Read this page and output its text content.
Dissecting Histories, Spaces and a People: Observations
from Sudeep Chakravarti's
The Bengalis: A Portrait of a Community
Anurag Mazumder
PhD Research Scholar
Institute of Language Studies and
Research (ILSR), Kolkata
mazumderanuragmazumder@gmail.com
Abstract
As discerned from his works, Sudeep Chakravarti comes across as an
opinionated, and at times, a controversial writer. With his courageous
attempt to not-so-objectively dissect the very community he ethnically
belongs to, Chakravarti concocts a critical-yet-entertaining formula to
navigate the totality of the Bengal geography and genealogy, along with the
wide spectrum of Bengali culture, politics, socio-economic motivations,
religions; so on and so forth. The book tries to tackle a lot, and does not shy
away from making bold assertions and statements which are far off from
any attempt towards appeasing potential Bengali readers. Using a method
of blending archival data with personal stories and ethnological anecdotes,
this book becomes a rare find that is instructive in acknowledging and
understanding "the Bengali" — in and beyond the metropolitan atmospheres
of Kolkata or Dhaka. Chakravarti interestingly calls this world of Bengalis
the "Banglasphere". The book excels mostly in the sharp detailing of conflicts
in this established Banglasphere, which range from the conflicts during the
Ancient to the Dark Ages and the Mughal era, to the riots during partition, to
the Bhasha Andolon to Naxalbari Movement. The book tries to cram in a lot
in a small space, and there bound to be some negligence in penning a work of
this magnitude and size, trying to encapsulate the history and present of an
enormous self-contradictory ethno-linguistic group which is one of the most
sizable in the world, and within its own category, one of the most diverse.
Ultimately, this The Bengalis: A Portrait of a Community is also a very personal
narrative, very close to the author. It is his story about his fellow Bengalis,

----------

* SHORT PROBLEM *
Copy every line of the listing that contains the word "during".

* RESPONSE TO THIS TASK *
in this established Banglasphere, which range from the conflicts during the
Ancient to the Dark Ages and the Mughal era, to the riots during partition, to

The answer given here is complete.